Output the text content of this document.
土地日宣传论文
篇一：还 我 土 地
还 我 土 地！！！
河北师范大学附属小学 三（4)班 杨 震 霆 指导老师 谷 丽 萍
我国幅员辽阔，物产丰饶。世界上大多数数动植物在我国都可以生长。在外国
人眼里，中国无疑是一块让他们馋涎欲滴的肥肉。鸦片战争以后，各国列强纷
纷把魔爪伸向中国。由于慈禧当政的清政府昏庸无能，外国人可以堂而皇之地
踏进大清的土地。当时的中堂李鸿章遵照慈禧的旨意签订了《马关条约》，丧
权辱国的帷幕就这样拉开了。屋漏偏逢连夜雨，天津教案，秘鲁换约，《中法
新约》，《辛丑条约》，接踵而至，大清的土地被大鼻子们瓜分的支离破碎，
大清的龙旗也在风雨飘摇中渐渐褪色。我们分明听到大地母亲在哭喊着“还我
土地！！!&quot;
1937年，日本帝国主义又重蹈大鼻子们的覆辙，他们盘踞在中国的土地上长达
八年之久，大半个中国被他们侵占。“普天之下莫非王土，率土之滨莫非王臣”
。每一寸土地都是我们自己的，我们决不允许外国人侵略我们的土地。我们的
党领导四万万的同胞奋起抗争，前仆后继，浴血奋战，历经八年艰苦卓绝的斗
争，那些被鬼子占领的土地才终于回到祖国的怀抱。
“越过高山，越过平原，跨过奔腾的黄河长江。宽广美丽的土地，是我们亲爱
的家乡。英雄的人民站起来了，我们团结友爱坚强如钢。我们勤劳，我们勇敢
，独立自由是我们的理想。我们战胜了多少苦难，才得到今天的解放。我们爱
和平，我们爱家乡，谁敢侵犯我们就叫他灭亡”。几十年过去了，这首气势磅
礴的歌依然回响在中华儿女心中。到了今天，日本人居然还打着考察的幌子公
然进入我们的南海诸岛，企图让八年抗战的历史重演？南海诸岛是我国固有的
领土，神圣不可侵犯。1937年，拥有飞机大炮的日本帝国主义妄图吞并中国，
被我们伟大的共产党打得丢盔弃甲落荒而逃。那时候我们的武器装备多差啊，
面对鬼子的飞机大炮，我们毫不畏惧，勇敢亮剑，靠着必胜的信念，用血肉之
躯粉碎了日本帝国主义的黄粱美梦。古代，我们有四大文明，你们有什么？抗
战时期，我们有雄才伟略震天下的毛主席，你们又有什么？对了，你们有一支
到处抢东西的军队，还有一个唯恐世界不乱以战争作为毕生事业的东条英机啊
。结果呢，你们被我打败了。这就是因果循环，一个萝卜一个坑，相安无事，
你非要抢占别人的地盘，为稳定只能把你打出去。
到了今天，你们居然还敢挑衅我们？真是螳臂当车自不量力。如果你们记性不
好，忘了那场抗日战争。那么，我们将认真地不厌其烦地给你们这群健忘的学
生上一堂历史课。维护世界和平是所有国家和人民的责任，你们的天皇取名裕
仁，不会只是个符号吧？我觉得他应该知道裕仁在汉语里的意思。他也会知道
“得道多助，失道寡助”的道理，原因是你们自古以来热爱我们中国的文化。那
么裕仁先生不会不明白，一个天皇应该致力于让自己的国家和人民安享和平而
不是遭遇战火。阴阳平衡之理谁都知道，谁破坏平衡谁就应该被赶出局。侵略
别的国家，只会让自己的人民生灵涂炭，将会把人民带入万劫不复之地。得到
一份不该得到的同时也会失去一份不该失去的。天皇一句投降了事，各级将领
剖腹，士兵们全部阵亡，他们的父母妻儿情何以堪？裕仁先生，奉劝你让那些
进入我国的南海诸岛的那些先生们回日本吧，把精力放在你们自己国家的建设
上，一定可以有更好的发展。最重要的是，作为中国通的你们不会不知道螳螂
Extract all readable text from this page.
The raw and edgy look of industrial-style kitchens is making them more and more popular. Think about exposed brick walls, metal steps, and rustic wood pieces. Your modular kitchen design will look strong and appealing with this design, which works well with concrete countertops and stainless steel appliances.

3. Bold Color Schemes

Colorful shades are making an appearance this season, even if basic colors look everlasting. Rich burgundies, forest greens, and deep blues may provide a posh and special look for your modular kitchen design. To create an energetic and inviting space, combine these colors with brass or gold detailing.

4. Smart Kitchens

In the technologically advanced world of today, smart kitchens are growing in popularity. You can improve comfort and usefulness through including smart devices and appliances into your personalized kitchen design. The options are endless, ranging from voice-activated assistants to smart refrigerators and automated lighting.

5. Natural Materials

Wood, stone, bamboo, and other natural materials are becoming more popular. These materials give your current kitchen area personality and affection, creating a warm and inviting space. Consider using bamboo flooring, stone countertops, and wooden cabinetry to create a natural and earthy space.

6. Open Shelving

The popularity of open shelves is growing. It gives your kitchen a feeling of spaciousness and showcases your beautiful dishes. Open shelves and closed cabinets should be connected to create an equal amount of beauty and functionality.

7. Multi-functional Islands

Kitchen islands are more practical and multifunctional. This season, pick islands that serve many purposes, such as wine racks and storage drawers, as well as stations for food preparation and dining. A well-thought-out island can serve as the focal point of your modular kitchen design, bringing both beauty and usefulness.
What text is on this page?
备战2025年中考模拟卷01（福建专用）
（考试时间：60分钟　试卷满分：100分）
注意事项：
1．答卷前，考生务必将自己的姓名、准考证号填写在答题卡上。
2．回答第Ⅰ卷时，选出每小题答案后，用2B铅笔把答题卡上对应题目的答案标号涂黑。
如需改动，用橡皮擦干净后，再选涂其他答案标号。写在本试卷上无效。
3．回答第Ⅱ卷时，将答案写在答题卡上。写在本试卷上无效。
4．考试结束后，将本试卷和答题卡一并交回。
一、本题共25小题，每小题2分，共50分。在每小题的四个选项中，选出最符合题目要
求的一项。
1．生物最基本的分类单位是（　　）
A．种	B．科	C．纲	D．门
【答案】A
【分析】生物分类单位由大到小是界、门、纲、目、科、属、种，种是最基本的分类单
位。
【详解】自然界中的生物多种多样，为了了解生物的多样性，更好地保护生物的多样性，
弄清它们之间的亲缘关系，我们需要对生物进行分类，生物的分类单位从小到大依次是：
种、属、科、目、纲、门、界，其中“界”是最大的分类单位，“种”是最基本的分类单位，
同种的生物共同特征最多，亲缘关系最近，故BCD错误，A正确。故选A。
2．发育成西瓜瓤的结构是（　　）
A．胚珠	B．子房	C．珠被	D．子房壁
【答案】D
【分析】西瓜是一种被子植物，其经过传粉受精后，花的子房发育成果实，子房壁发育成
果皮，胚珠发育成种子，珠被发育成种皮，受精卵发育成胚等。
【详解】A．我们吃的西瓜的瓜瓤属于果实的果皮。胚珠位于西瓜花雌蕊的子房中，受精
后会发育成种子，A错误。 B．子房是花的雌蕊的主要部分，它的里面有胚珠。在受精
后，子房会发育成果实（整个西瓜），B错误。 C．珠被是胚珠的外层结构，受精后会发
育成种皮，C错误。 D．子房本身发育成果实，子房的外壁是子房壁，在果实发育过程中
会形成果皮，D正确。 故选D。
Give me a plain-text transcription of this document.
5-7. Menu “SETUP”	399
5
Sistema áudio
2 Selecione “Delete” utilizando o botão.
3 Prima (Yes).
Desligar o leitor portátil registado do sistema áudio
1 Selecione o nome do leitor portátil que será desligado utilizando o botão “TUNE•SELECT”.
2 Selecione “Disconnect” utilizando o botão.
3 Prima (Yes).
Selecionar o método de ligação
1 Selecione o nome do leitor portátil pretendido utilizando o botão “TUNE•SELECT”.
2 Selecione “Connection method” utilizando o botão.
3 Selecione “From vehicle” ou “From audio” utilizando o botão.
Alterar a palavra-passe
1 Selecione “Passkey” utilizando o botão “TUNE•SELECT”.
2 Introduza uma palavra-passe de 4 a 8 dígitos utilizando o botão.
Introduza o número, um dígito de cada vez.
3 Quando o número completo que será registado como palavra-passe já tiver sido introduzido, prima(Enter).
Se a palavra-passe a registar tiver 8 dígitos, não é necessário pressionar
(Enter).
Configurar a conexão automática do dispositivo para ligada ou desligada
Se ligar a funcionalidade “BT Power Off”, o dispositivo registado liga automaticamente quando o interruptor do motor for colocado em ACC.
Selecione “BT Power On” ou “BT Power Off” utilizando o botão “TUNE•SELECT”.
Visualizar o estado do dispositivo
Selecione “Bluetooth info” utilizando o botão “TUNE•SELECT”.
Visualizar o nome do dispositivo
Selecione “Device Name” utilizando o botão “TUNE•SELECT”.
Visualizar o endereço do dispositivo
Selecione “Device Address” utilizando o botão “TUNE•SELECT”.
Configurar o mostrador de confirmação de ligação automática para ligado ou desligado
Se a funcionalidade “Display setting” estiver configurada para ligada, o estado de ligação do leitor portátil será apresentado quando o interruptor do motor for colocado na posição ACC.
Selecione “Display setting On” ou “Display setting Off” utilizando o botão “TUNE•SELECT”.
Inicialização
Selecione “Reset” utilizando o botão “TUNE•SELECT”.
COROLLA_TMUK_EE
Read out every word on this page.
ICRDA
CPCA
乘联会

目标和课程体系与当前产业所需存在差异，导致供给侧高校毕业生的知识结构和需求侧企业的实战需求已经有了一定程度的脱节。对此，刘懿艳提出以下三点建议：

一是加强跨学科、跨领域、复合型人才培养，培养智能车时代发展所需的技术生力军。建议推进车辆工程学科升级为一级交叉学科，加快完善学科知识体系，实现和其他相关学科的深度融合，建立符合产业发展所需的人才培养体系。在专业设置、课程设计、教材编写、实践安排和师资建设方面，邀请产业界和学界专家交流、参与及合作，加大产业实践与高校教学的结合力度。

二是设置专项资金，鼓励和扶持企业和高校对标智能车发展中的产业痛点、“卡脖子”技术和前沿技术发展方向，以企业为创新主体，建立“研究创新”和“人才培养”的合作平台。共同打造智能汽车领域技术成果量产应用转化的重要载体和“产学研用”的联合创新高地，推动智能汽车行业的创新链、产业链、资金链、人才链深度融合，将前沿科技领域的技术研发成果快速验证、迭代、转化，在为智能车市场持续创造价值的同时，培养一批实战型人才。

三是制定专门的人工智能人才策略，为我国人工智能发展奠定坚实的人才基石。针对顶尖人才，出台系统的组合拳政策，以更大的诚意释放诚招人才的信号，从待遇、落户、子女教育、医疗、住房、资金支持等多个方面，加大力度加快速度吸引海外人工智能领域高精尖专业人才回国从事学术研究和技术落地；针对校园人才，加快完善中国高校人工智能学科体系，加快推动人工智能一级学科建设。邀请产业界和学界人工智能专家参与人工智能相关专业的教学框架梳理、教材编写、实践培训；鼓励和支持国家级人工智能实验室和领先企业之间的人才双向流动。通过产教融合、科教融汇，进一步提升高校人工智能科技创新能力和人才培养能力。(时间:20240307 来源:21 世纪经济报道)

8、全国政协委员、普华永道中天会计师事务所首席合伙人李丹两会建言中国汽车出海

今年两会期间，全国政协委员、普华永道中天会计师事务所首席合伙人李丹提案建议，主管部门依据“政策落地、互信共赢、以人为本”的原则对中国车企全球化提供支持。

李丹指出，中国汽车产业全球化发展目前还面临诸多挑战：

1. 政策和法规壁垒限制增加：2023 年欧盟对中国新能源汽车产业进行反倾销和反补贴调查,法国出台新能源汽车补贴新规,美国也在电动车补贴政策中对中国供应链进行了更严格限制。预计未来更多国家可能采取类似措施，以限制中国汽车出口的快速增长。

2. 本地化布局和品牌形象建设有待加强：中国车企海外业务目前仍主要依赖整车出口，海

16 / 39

## Set task
Which lines hold the word "modular"? Return all of them from the records above.

## Exercise answer
The raw and edgy look of industrial-style kitchens is making them more and more popular. Think about exposed brick walls, metal steps, and rustic wood pieces. Your modular kitchen design will look strong and appealing with this design, which works well with concrete countertops and stainless steel appliances.
Colorful shades are making an appearance this season, even if basic colors look everlasting. Rich burgundies, forest greens, and deep blues may provide a posh and special look for your modular kitchen design. To create an energetic and inviting space, combine these colors with brass or gold detailing.
Kitchen islands are more practical and multifunctional. This season, pick islands that serve many purposes, such as wine racks and storage drawers, as well as stations for food preparation and dining. A well-thought-out island can serve as the focal point of your modular kitchen design, bringing both beauty and usefulness.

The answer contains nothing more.